Given records ▸
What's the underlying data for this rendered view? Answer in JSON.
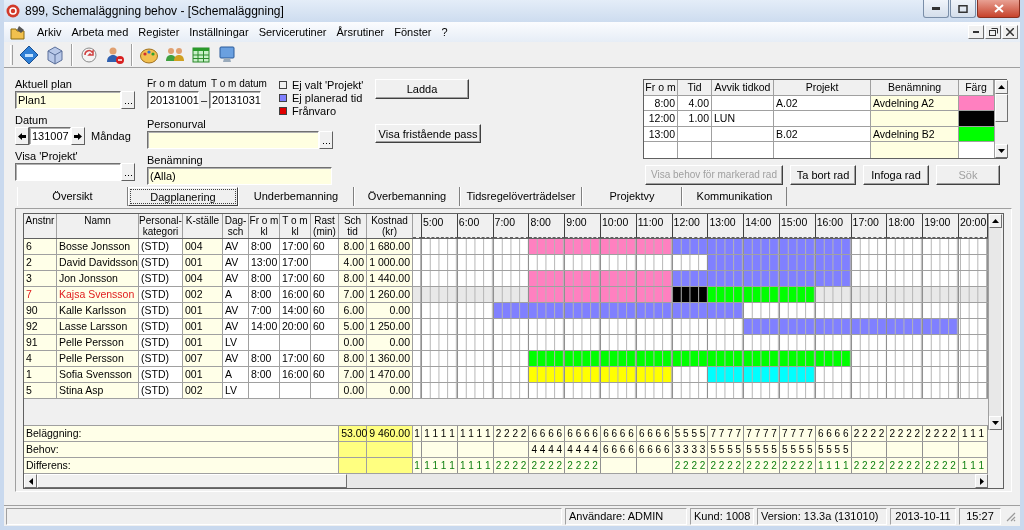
{
  "window": {
    "title": "899, Schemaläggning behov - [Schemaläggning]"
  },
  "menu": [
    "Arkiv",
    "Arbeta med",
    "Register",
    "Inställningar",
    "Servicerutiner",
    "Årsrutiner",
    "Fönster",
    "?"
  ],
  "form": {
    "plan": {
      "label": "Aktuell plan",
      "value": "Plan1"
    },
    "from_date": {
      "label": "Fr o m datum",
      "value": "20131001"
    },
    "date_separator": "–",
    "to_date": {
      "label": "T o m datum",
      "value": "20131031"
    },
    "legend": [
      {
        "label": "Ej valt 'Projekt'",
        "color": "#f0f0f0"
      },
      {
        "label": "Ej planerad tid",
        "color": "#8080ff"
      },
      {
        "label": "Frånvaro",
        "color": "#e00000"
      }
    ],
    "date": {
      "label": "Datum",
      "value": "131007",
      "weekday": "Måndag"
    },
    "person_selection": {
      "label": "Personurval"
    },
    "project": {
      "label": "Visa 'Projekt'"
    },
    "description": {
      "label": "Benämning",
      "value": "(Alla)"
    }
  },
  "actions": [
    {
      "label": "Ladda"
    },
    {
      "label": "Visa fristående pass"
    }
  ],
  "periods": {
    "columns": [
      "Fr o m",
      "Tid",
      "Avvik tidkod",
      "Projekt",
      "Benämning",
      "Färg"
    ],
    "rows": [
      {
        "from": "8:00",
        "time": "4.00",
        "project": "A.02",
        "name": "Avdelning A2",
        "color": "#ff80c0"
      },
      {
        "from": "12:00",
        "time": "1.00",
        "code": "LUN",
        "color": "#000000"
      },
      {
        "from": "13:00",
        "project": "B.02",
        "name": "Avdelning B2",
        "color": "#00ff00"
      }
    ]
  },
  "period_buttons": [
    {
      "label": "Visa behov för markerad rad",
      "disabled": true
    },
    {
      "label": "Ta bort rad",
      "disabled": false
    },
    {
      "label": "Infoga rad",
      "disabled": false
    },
    {
      "label": "Sök",
      "disabled": true
    }
  ],
  "tabs": [
    {
      "label": "Översikt",
      "selected": false
    },
    {
      "label": "Dagplanering",
      "selected": true
    },
    {
      "label": "Underbemanning",
      "selected": false
    },
    {
      "label": "Överbemanning",
      "selected": false
    },
    {
      "label": "Tidsregelöverträdelser",
      "selected": false
    },
    {
      "label": "Projektvy",
      "selected": false
    },
    {
      "label": "Kommunikation",
      "selected": false
    }
  ],
  "schedule": {
    "columns": [
      "Anstnr",
      "Namn",
      "Personal-\nkategori",
      "K-ställe",
      "Dag-\nsch",
      "Fr o m\nkl",
      "T o m\nkl",
      "Rast\n(min)",
      "Sch\ntid",
      "Kostnad\n(kr)"
    ],
    "hours": [
      {
        "occupancy": "1",
        "difference": "1"
      },
      {
        "label": "5:00",
        "occupancy": "1 1 1 1",
        "difference": "1 1 1 1"
      },
      {
        "label": "6:00",
        "occupancy": "1 1 1 1",
        "difference": "1 1 1 1"
      },
      {
        "label": "7:00",
        "occupancy": "2 2 2 2",
        "difference": "2 2 2 2"
      },
      {
        "label": "8:00",
        "occupancy": "6 6 6 6",
        "need": "4 4 4 4",
        "difference": "2 2 2 2"
      },
      {
        "label": "9:00",
        "occupancy": "6 6 6 6",
        "need": "4 4 4 4",
        "difference": "2 2 2 2"
      },
      {
        "label": "10:00",
        "occupancy": "6 6 6 6",
        "need": "6 6 6 6"
      },
      {
        "label": "11:00",
        "occupancy": "6 6 6 6",
        "need": "6 6 6 6"
      },
      {
        "label": "12:00",
        "occupancy": "5 5 5 5",
        "need": "3 3 3 3",
        "difference": "2 2 2 2"
      },
      {
        "label": "13:00",
        "occupancy": "7 7 7 7",
        "need": "5 5 5 5",
        "difference": "2 2 2 2"
      },
      {
        "label": "14:00",
        "occupancy": "7 7 7 7",
        "need": "5 5 5 5",
        "difference": "2 2 2 2"
      },
      {
        "label": "15:00",
        "occupancy": "7 7 7 7",
        "need": "5 5 5 5",
        "difference": "2 2 2 2"
      },
      {
        "label": "16:00",
        "occupancy": "6 6 6 6",
        "need": "5 5 5 5",
        "difference": "1 1 1 1"
      },
      {
        "label": "17:00",
        "occupancy": "2 2 2 2",
        "difference": "2 2 2 2"
      },
      {
        "label": "18:00",
        "occupancy": "2 2 2 2",
        "difference": "2 2 2 2"
      },
      {
        "label": "19:00",
        "occupancy": "2 2 2 2",
        "difference": "2 2 2 2"
      },
      {
        "label": "20:00",
        "occupancy": "1 1 1",
        "difference": "1 1 1"
      }
    ],
    "rows": [
      {
        "selected": false,
        "cells": [
          "6",
          "Bosse Jonsson",
          "(STD)",
          "004",
          "AV",
          "8:00",
          "17:00",
          "60",
          "8.00",
          "1 680.00"
        ],
        "slots": [
          {
            "color": "#ffffff"
          },
          {
            "color": "#ffffff"
          },
          {
            "color": "#ffffff"
          },
          {
            "color": "#ffffff"
          },
          {
            "color": "#ff80c0"
          },
          {
            "color": "#ff80c0"
          },
          {
            "color": "#ff80c0"
          },
          {
            "color": "#ff80c0"
          },
          {
            "color": "#8080ff"
          },
          {
            "color": "#8080ff"
          },
          {
            "color": "#8080ff"
          },
          {
            "color": "#8080ff"
          },
          {
            "color": "#8080ff"
          },
          {
            "color": "#ffffff"
          },
          {
            "color": "#ffffff"
          },
          {
            "color": "#ffffff"
          },
          {
            "color": "#ffffff"
          }
        ]
      },
      {
        "selected": false,
        "cells": [
          "2",
          "David Davidsson",
          "(STD)",
          "001",
          "AV",
          "13:00",
          "17:00",
          null,
          "4.00",
          "1 000.00"
        ],
        "slots": [
          {
            "color": "#ffffff"
          },
          {
            "color": "#ffffff"
          },
          {
            "color": "#ffffff"
          },
          {
            "color": "#ffffff"
          },
          {
            "color": "#ffffff"
          },
          {
            "color": "#ffffff"
          },
          {
            "color": "#ffffff"
          },
          {
            "color": "#ffffff"
          },
          {
            "color": "#ffffff"
          },
          {
            "color": "#8080ff"
          },
          {
            "color": "#8080ff"
          },
          {
            "color": "#8080ff"
          },
          {
            "color": "#8080ff"
          },
          {
            "color": "#ffffff"
          },
          {
            "color": "#ffffff"
          },
          {
            "color": "#ffffff"
          },
          {
            "color": "#ffffff"
          }
        ]
      },
      {
        "selected": false,
        "cells": [
          "3",
          "Jon Jonsson",
          "(STD)",
          "004",
          "AV",
          "8:00",
          "17:00",
          "60",
          "8.00",
          "1 440.00"
        ],
        "slots": [
          {
            "color": "#ffffff"
          },
          {
            "color": "#ffffff"
          },
          {
            "color": "#ffffff"
          },
          {
            "color": "#ffffff"
          },
          {
            "color": "#ff80c0"
          },
          {
            "color": "#ff80c0"
          },
          {
            "color": "#ff80c0"
          },
          {
            "color": "#ff80c0"
          },
          {
            "color": "#8080ff"
          },
          {
            "color": "#8080ff"
          },
          {
            "color": "#8080ff"
          },
          {
            "color": "#8080ff"
          },
          {
            "color": "#8080ff"
          },
          {
            "color": "#ffffff"
          },
          {
            "color": "#ffffff"
          },
          {
            "color": "#ffffff"
          },
          {
            "color": "#ffffff"
          }
        ]
      },
      {
        "selected": true,
        "cells": [
          "7",
          "Kajsa Svensson",
          "(STD)",
          "002",
          "A",
          "8:00",
          "16:00",
          "60",
          "7.00",
          "1 260.00"
        ],
        "slots": [
          {
            "color": "#e8e8e8"
          },
          {
            "color": "#e8e8e8"
          },
          {
            "color": "#e8e8e8"
          },
          {
            "color": "#e8e8e8"
          },
          {
            "color": "#ff80c0"
          },
          {
            "color": "#ff80c0"
          },
          {
            "color": "#ff80c0"
          },
          {
            "color": "#ff80c0"
          },
          {
            "color": "#000000"
          },
          {
            "color": "#00ff00"
          },
          {
            "color": "#00ff00"
          },
          {
            "color": "#00ff00"
          },
          {
            "color": "#e8e8e8"
          },
          {
            "color": "#e8e8e8"
          },
          {
            "color": "#e8e8e8"
          },
          {
            "color": "#e8e8e8"
          },
          {
            "color": "#e8e8e8"
          }
        ]
      },
      {
        "selected": false,
        "cells": [
          "90",
          "Kalle Karlsson",
          "(STD)",
          "001",
          "AV",
          "7:00",
          "14:00",
          "60",
          "6.00",
          "0.00"
        ],
        "slots": [
          {
            "color": "#ffffff"
          },
          {
            "color": "#ffffff"
          },
          {
            "color": "#ffffff"
          },
          {
            "color": "#8080ff"
          },
          {
            "color": "#8080ff"
          },
          {
            "color": "#8080ff"
          },
          {
            "color": "#8080ff"
          },
          {
            "color": "#8080ff"
          },
          {
            "color": "#8080ff"
          },
          {
            "color": "#8080ff"
          },
          {
            "color": "#ffffff"
          },
          {
            "color": "#ffffff"
          },
          {
            "color": "#ffffff"
          },
          {
            "color": "#ffffff"
          },
          {
            "color": "#ffffff"
          },
          {
            "color": "#ffffff"
          },
          {
            "color": "#ffffff"
          }
        ]
      },
      {
        "selected": false,
        "cells": [
          "92",
          "Lasse Larsson",
          "(STD)",
          "001",
          "AV",
          "14:00",
          "20:00",
          "60",
          "5.00",
          "1 250.00"
        ],
        "slots": [
          {
            "color": "#ffffff"
          },
          {
            "color": "#ffffff"
          },
          {
            "color": "#ffffff"
          },
          {
            "color": "#ffffff"
          },
          {
            "color": "#ffffff"
          },
          {
            "color": "#ffffff"
          },
          {
            "color": "#ffffff"
          },
          {
            "color": "#ffffff"
          },
          {
            "color": "#ffffff"
          },
          {
            "color": "#ffffff"
          },
          {
            "color": "#8080ff"
          },
          {
            "color": "#8080ff"
          },
          {
            "color": "#8080ff"
          },
          {
            "color": "#8080ff"
          },
          {
            "color": "#8080ff"
          },
          {
            "color": "#8080ff"
          },
          {
            "color": "#ffffff"
          }
        ]
      },
      {
        "selected": false,
        "cells": [
          "91",
          "Pelle Persson",
          "(STD)",
          "001",
          "LV",
          null,
          null,
          null,
          "0.00",
          "0.00"
        ],
        "slots": [
          {
            "color": "#ffffff"
          },
          {
            "color": "#ffffff"
          },
          {
            "color": "#ffffff"
          },
          {
            "color": "#ffffff"
          },
          {
            "color": "#ffffff"
          },
          {
            "color": "#ffffff"
          },
          {
            "color": "#ffffff"
          },
          {
            "color": "#ffffff"
          },
          {
            "color": "#ffffff"
          },
          {
            "color": "#ffffff"
          },
          {
            "color": "#ffffff"
          },
          {
            "color": "#ffffff"
          },
          {
            "color": "#ffffff"
          },
          {
            "color": "#ffffff"
          },
          {
            "color": "#ffffff"
          },
          {
            "color": "#ffffff"
          },
          {
            "color": "#ffffff"
          }
        ]
      },
      {
        "selected": false,
        "cells": [
          "4",
          "Pelle Persson",
          "(STD)",
          "007",
          "AV",
          "8:00",
          "17:00",
          "60",
          "8.00",
          "1 360.00"
        ],
        "slots": [
          {
            "color": "#ffffff"
          },
          {
            "color": "#ffffff"
          },
          {
            "color": "#ffffff"
          },
          {
            "color": "#ffffff"
          },
          {
            "color": "#00ff00"
          },
          {
            "color": "#00ff00"
          },
          {
            "color": "#00ff00"
          },
          {
            "color": "#00ff00"
          },
          {
            "color": "#00ff00"
          },
          {
            "color": "#00ff00"
          },
          {
            "color": "#00ff00"
          },
          {
            "color": "#00ff00"
          },
          {
            "color": "#00ff00"
          },
          {
            "color": "#ffffff"
          },
          {
            "color": "#ffffff"
          },
          {
            "color": "#ffffff"
          },
          {
            "color": "#ffffff"
          }
        ]
      },
      {
        "selected": false,
        "cells": [
          "1",
          "Sofia Svensson",
          "(STD)",
          "001",
          "A",
          "8:00",
          "16:00",
          "60",
          "7.00",
          "1 470.00"
        ],
        "slots": [
          {
            "color": "#ffffff"
          },
          {
            "color": "#ffffff"
          },
          {
            "color": "#ffffff"
          },
          {
            "color": "#ffffff"
          },
          {
            "color": "#ffff00"
          },
          {
            "color": "#ffff00"
          },
          {
            "color": "#ffff00"
          },
          {
            "color": "#ffff00"
          },
          {
            "color": "#ffffff"
          },
          {
            "color": "#00ffff"
          },
          {
            "color": "#00ffff"
          },
          {
            "color": "#00ffff"
          },
          {
            "color": "#ffffff"
          },
          {
            "color": "#ffffff"
          },
          {
            "color": "#ffffff"
          },
          {
            "color": "#ffffff"
          },
          {
            "color": "#ffffff"
          }
        ]
      },
      {
        "selected": false,
        "cells": [
          "5",
          "Stina Asp",
          "(STD)",
          "002",
          "LV",
          null,
          null,
          null,
          "0.00",
          "0.00"
        ],
        "slots": [
          {
            "color": "#ffffff"
          },
          {
            "color": "#ffffff"
          },
          {
            "color": "#ffffff"
          },
          {
            "color": "#ffffff"
          },
          {
            "color": "#ffffff"
          },
          {
            "color": "#ffffff"
          },
          {
            "color": "#ffffff"
          },
          {
            "color": "#ffffff"
          },
          {
            "color": "#ffffff"
          },
          {
            "color": "#ffffff"
          },
          {
            "color": "#ffffff"
          },
          {
            "color": "#ffffff"
          },
          {
            "color": "#ffffff"
          },
          {
            "color": "#ffffff"
          },
          {
            "color": "#ffffff"
          },
          {
            "color": "#ffffff"
          },
          {
            "color": "#ffffff"
          }
        ]
      }
    ],
    "totals": [
      {
        "kind": "occupancy",
        "label": "Beläggning:",
        "hours": "53.00",
        "cost": "9 460.00"
      },
      {
        "kind": "need",
        "label": "Behov:"
      },
      {
        "kind": "difference",
        "label": "Differens:"
      }
    ]
  },
  "status_bar": [
    "Användare: ADMIN",
    "Kund: 1008",
    "Version: 13.3a (131010)",
    "2013-10-11",
    "15:27"
  ]
}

Description of the task ▸
Provide only the count of lines in the material above that hold the word "kind".

Expected output ▸
3